=== Written exercise ===
Pull out every line with the word "DEVELOPMENT".

Dataset rows about figures

----

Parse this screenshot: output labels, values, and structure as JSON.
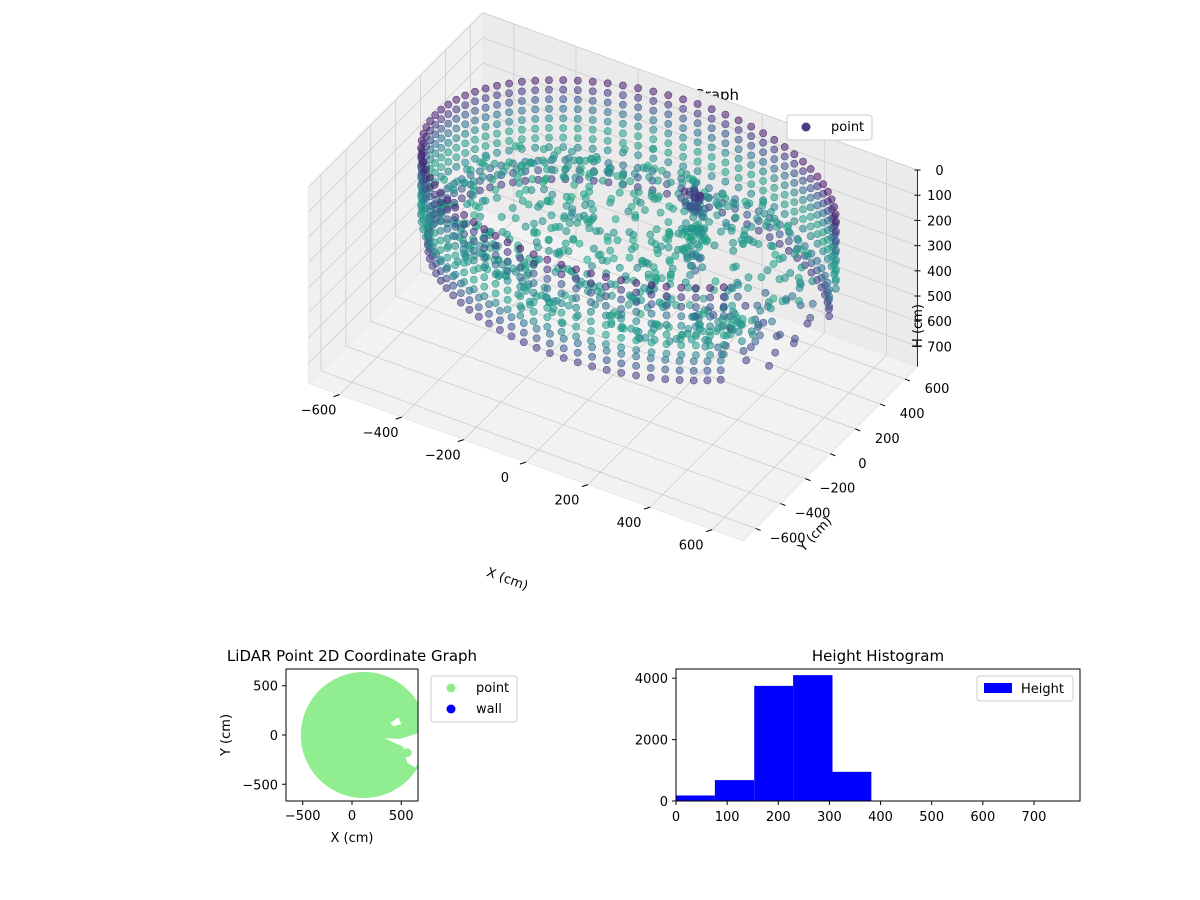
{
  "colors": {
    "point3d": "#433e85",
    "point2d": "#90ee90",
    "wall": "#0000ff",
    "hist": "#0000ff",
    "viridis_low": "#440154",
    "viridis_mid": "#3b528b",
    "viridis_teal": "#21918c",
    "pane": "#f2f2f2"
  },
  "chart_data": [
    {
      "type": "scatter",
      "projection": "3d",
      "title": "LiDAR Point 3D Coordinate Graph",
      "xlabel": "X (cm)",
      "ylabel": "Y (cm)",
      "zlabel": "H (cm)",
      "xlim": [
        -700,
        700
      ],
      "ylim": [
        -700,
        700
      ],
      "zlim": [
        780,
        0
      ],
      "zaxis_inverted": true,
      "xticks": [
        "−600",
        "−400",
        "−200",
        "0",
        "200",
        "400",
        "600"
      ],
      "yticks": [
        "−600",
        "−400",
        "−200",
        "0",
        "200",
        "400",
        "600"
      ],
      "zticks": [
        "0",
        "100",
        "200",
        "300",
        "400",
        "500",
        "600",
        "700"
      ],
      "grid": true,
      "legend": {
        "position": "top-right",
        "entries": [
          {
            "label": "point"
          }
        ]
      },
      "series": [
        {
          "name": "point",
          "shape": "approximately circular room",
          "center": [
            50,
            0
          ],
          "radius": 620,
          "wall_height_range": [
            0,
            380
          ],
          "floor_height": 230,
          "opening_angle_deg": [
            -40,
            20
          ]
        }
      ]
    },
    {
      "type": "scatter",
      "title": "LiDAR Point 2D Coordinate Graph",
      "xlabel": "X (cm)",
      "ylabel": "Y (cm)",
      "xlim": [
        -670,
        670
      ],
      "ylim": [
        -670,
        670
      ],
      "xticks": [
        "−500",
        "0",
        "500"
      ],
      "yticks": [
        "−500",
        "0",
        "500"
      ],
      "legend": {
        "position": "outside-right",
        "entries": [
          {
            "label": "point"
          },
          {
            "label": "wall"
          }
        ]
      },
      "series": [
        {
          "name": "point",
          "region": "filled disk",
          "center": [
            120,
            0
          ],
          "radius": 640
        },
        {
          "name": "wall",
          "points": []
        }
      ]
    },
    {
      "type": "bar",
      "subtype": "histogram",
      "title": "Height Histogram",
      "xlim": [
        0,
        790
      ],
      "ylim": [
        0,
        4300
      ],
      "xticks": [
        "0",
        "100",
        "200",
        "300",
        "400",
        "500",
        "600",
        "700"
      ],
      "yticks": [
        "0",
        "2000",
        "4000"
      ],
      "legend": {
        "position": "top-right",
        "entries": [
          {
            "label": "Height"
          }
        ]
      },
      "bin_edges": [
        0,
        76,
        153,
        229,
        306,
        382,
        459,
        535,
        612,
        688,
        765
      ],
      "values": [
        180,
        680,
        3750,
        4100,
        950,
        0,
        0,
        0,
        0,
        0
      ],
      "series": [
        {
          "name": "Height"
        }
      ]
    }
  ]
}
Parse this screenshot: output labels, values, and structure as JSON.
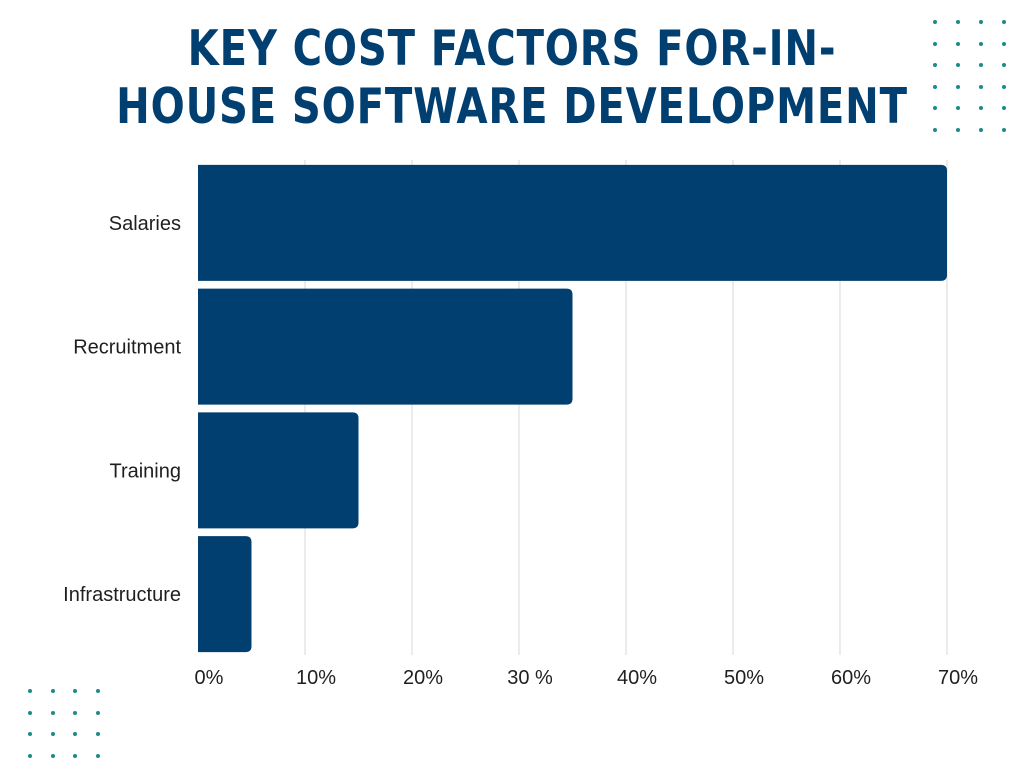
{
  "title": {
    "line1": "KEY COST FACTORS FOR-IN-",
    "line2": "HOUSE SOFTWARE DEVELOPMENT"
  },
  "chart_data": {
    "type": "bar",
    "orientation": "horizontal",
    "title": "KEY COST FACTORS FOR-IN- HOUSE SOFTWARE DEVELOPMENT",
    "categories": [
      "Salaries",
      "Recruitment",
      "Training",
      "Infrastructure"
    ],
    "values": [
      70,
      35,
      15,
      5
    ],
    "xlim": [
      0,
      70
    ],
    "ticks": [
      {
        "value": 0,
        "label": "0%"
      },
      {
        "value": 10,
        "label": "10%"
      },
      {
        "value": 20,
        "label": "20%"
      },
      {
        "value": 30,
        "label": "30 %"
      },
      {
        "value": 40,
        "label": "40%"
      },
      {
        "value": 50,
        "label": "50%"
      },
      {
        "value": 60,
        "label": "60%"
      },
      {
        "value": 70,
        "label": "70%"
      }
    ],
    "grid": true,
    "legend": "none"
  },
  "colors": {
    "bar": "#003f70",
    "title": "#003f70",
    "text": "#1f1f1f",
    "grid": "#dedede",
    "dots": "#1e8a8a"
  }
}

----

=== Result ===
    "line2": "HOUSE SOFTWARE DEVELOPMENT"
    "title": "KEY COST FACTORS FOR-IN- HOUSE SOFTWARE DEVELOPMENT",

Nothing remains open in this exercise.